### Work to be completed
What follows is a set of records; restate each one word for word and drop the pictures.

[Dataset records]
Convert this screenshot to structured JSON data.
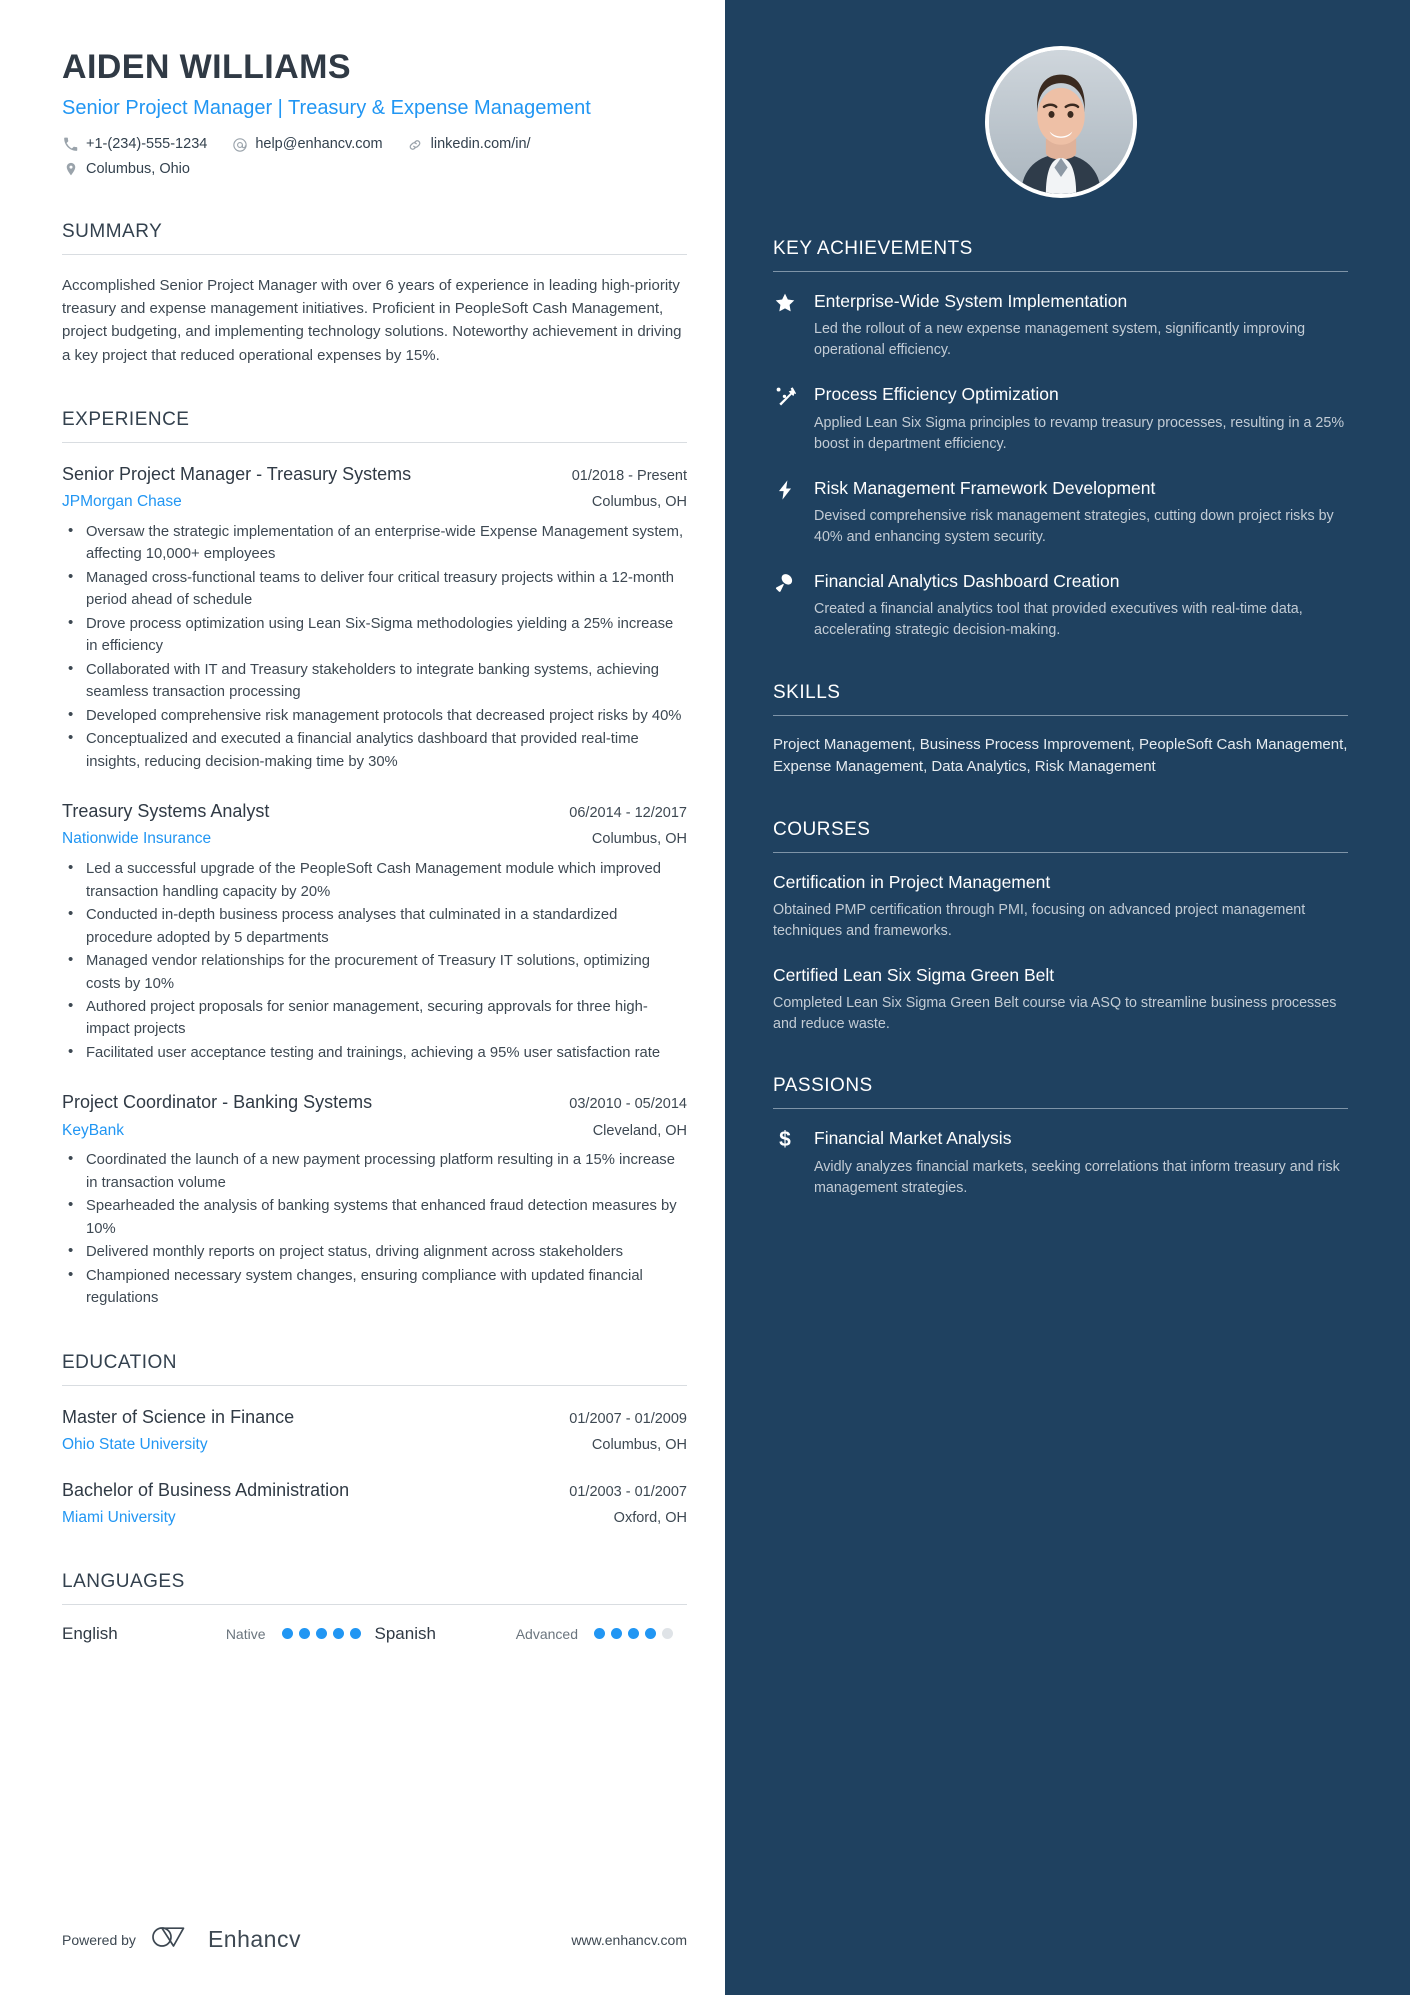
{
  "header": {
    "name": "AIDEN WILLIAMS",
    "headline": "Senior Project Manager | Treasury & Expense Management",
    "contacts": [
      {
        "icon": "phone-icon",
        "text": "+1-(234)-555-1234"
      },
      {
        "icon": "email-icon",
        "text": "help@enhancv.com"
      },
      {
        "icon": "link-icon",
        "text": "linkedin.com/in/"
      }
    ],
    "location": {
      "icon": "location-pin-icon",
      "text": "Columbus, Ohio"
    },
    "accent_color": "#2196f3",
    "sidebar_color": "#1f4160"
  },
  "summary": {
    "title": "SUMMARY",
    "text": "Accomplished Senior Project Manager with over 6 years of experience in leading high-priority treasury and expense management initiatives. Proficient in PeopleSoft Cash Management, project budgeting, and implementing technology solutions. Noteworthy achievement in driving a key project that reduced operational expenses by 15%."
  },
  "experience": {
    "title": "EXPERIENCE",
    "entries": [
      {
        "role": "Senior Project Manager - Treasury Systems",
        "dates": "01/2018 - Present",
        "company": "JPMorgan Chase",
        "location": "Columbus, OH",
        "bullets": [
          "Oversaw the strategic implementation of an enterprise-wide Expense Management system, affecting 10,000+ employees",
          "Managed cross-functional teams to deliver four critical treasury projects within a 12-month period ahead of schedule",
          "Drove process optimization using Lean Six-Sigma methodologies yielding a 25% increase in efficiency",
          "Collaborated with IT and Treasury stakeholders to integrate banking systems, achieving seamless transaction processing",
          "Developed comprehensive risk management protocols that decreased project risks by 40%",
          "Conceptualized and executed a financial analytics dashboard that provided real-time insights, reducing decision-making time by 30%"
        ]
      },
      {
        "role": "Treasury Systems Analyst",
        "dates": "06/2014 - 12/2017",
        "company": "Nationwide Insurance",
        "location": "Columbus, OH",
        "bullets": [
          "Led a successful upgrade of the PeopleSoft Cash Management module which improved transaction handling capacity by 20%",
          "Conducted in-depth business process analyses that culminated in a standardized procedure adopted by 5 departments",
          "Managed vendor relationships for the procurement of Treasury IT solutions, optimizing costs by 10%",
          "Authored project proposals for senior management, securing approvals for three high-impact projects",
          "Facilitated user acceptance testing and trainings, achieving a 95% user satisfaction rate"
        ]
      },
      {
        "role": "Project Coordinator - Banking Systems",
        "dates": "03/2010 - 05/2014",
        "company": "KeyBank",
        "location": "Cleveland, OH",
        "bullets": [
          "Coordinated the launch of a new payment processing platform resulting in a 15% increase in transaction volume",
          "Spearheaded the analysis of banking systems that enhanced fraud detection measures by 10%",
          "Delivered monthly reports on project status, driving alignment across stakeholders",
          "Championed necessary system changes, ensuring compliance with updated financial regulations"
        ]
      }
    ]
  },
  "education": {
    "title": "EDUCATION",
    "entries": [
      {
        "degree": "Master of Science in Finance",
        "dates": "01/2007 - 01/2009",
        "school": "Ohio State University",
        "location": "Columbus, OH"
      },
      {
        "degree": "Bachelor of Business Administration",
        "dates": "01/2003 - 01/2007",
        "school": "Miami University",
        "location": "Oxford, OH"
      }
    ]
  },
  "languages": {
    "title": "LANGUAGES",
    "items": [
      {
        "name": "English",
        "level": "Native",
        "filled": 5,
        "total": 5
      },
      {
        "name": "Spanish",
        "level": "Advanced",
        "filled": 4,
        "total": 5
      }
    ]
  },
  "footer": {
    "powered_by": "Powered by",
    "brand": "Enhancv",
    "url": "www.enhancv.com"
  },
  "key_achievements": {
    "title": "KEY ACHIEVEMENTS",
    "items": [
      {
        "icon": "star-icon",
        "title": "Enterprise-Wide System Implementation",
        "desc": "Led the rollout of a new expense management system, significantly improving operational efficiency."
      },
      {
        "icon": "trending-up-icon",
        "title": "Process Efficiency Optimization",
        "desc": "Applied Lean Six Sigma principles to revamp treasury processes, resulting in a 25% boost in department efficiency."
      },
      {
        "icon": "lightning-bolt-icon",
        "title": "Risk Management Framework Development",
        "desc": "Devised comprehensive risk management strategies, cutting down project risks by 40% and enhancing system security."
      },
      {
        "icon": "megaphone-icon",
        "title": "Financial Analytics Dashboard Creation",
        "desc": "Created a financial analytics tool that provided executives with real-time data, accelerating strategic decision-making."
      }
    ]
  },
  "skills": {
    "title": "SKILLS",
    "text": "Project Management, Business Process Improvement, PeopleSoft Cash Management, Expense Management, Data Analytics, Risk Management"
  },
  "courses": {
    "title": "COURSES",
    "items": [
      {
        "title": "Certification in Project Management",
        "desc": "Obtained PMP certification through PMI, focusing on advanced project management techniques and frameworks."
      },
      {
        "title": "Certified Lean Six Sigma Green Belt",
        "desc": "Completed Lean Six Sigma Green Belt course via ASQ to streamline business processes and reduce waste."
      }
    ]
  },
  "passions": {
    "title": "PASSIONS",
    "items": [
      {
        "icon": "dollar-sign-icon",
        "title": "Financial Market Analysis",
        "desc": "Avidly analyzes financial markets, seeking correlations that inform treasury and risk management strategies."
      }
    ]
  }
}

### Full output
Convert this screenshot to structured JSON data.
{
  "header": {
    "name": "AIDEN WILLIAMS",
    "headline": "Senior Project Manager | Treasury & Expense Management",
    "contacts": [
      {
        "icon": "phone-icon",
        "text": "+1-(234)-555-1234"
      },
      {
        "icon": "email-icon",
        "text": "help@enhancv.com"
      },
      {
        "icon": "link-icon",
        "text": "linkedin.com/in/"
      }
    ],
    "location": {
      "icon": "location-pin-icon",
      "text": "Columbus, Ohio"
    },
    "accent_color": "#2196f3",
    "sidebar_color": "#1f4160"
  },
  "summary": {
    "title": "SUMMARY",
    "text": "Accomplished Senior Project Manager with over 6 years of experience in leading high-priority treasury and expense management initiatives. Proficient in PeopleSoft Cash Management, project budgeting, and implementing technology solutions. Noteworthy achievement in driving a key project that reduced operational expenses by 15%."
  },
  "experience": {
    "title": "EXPERIENCE",
    "entries": [
      {
        "role": "Senior Project Manager - Treasury Systems",
        "dates": "01/2018 - Present",
        "company": "JPMorgan Chase",
        "location": "Columbus, OH",
        "bullets": [
          "Oversaw the strategic implementation of an enterprise-wide Expense Management system, affecting 10,000+ employees",
          "Managed cross-functional teams to deliver four critical treasury projects within a 12-month period ahead of schedule",
          "Drove process optimization using Lean Six-Sigma methodologies yielding a 25% increase in efficiency",
          "Collaborated with IT and Treasury stakeholders to integrate banking systems, achieving seamless transaction processing",
          "Developed comprehensive risk management protocols that decreased project risks by 40%",
          "Conceptualized and executed a financial analytics dashboard that provided real-time insights, reducing decision-making time by 30%"
        ]
      },
      {
        "role": "Treasury Systems Analyst",
        "dates": "06/2014 - 12/2017",
        "company": "Nationwide Insurance",
        "location": "Columbus, OH",
        "bullets": [
          "Led a successful upgrade of the PeopleSoft Cash Management module which improved transaction handling capacity by 20%",
          "Conducted in-depth business process analyses that culminated in a standardized procedure adopted by 5 departments",
          "Managed vendor relationships for the procurement of Treasury IT solutions, optimizing costs by 10%",
          "Authored project proposals for senior management, securing approvals for three high-impact projects",
          "Facilitated user acceptance testing and trainings, achieving a 95% user satisfaction rate"
        ]
      },
      {
        "role": "Project Coordinator - Banking Systems",
        "dates": "03/2010 - 05/2014",
        "company": "KeyBank",
        "location": "Cleveland, OH",
        "bullets": [
          "Coordinated the launch of a new payment processing platform resulting in a 15% increase in transaction volume",
          "Spearheaded the analysis of banking systems that enhanced fraud detection measures by 10%",
          "Delivered monthly reports on project status, driving alignment across stakeholders",
          "Championed necessary system changes, ensuring compliance with updated financial regulations"
        ]
      }
    ]
  },
  "education": {
    "title": "EDUCATION",
    "entries": [
      {
        "degree": "Master of Science in Finance",
        "dates": "01/2007 - 01/2009",
        "school": "Ohio State University",
        "location": "Columbus, OH"
      },
      {
        "degree": "Bachelor of Business Administration",
        "dates": "01/2003 - 01/2007",
        "school": "Miami University",
        "location": "Oxford, OH"
      }
    ]
  },
  "languages": {
    "title": "LANGUAGES",
    "items": [
      {
        "name": "English",
        "level": "Native",
        "filled": 5,
        "total": 5
      },
      {
        "name": "Spanish",
        "level": "Advanced",
        "filled": 4,
        "total": 5
      }
    ]
  },
  "footer": {
    "powered_by": "Powered by",
    "brand": "Enhancv",
    "url": "www.enhancv.com"
  },
  "key_achievements": {
    "title": "KEY ACHIEVEMENTS",
    "items": [
      {
        "icon": "star-icon",
        "title": "Enterprise-Wide System Implementation",
        "desc": "Led the rollout of a new expense management system, significantly improving operational efficiency."
      },
      {
        "icon": "trending-up-icon",
        "title": "Process Efficiency Optimization",
        "desc": "Applied Lean Six Sigma principles to revamp treasury processes, resulting in a 25% boost in department efficiency."
      },
      {
        "icon": "lightning-bolt-icon",
        "title": "Risk Management Framework Development",
        "desc": "Devised comprehensive risk management strategies, cutting down project risks by 40% and enhancing system security."
      },
      {
        "icon": "megaphone-icon",
        "title": "Financial Analytics Dashboard Creation",
        "desc": "Created a financial analytics tool that provided executives with real-time data, accelerating strategic decision-making."
      }
    ]
  },
  "skills": {
    "title": "SKILLS",
    "text": "Project Management, Business Process Improvement, PeopleSoft Cash Management, Expense Management, Data Analytics, Risk Management"
  },
  "courses": {
    "title": "COURSES",
    "items": [
      {
        "title": "Certification in Project Management",
        "desc": "Obtained PMP certification through PMI, focusing on advanced project management techniques and frameworks."
      },
      {
        "title": "Certified Lean Six Sigma Green Belt",
        "desc": "Completed Lean Six Sigma Green Belt course via ASQ to streamline business processes and reduce waste."
      }
    ]
  },
  "passions": {
    "title": "PASSIONS",
    "items": [
      {
        "icon": "dollar-sign-icon",
        "title": "Financial Market Analysis",
        "desc": "Avidly analyzes financial markets, seeking correlations that inform treasury and risk management strategies."
      }
    ]
  }
}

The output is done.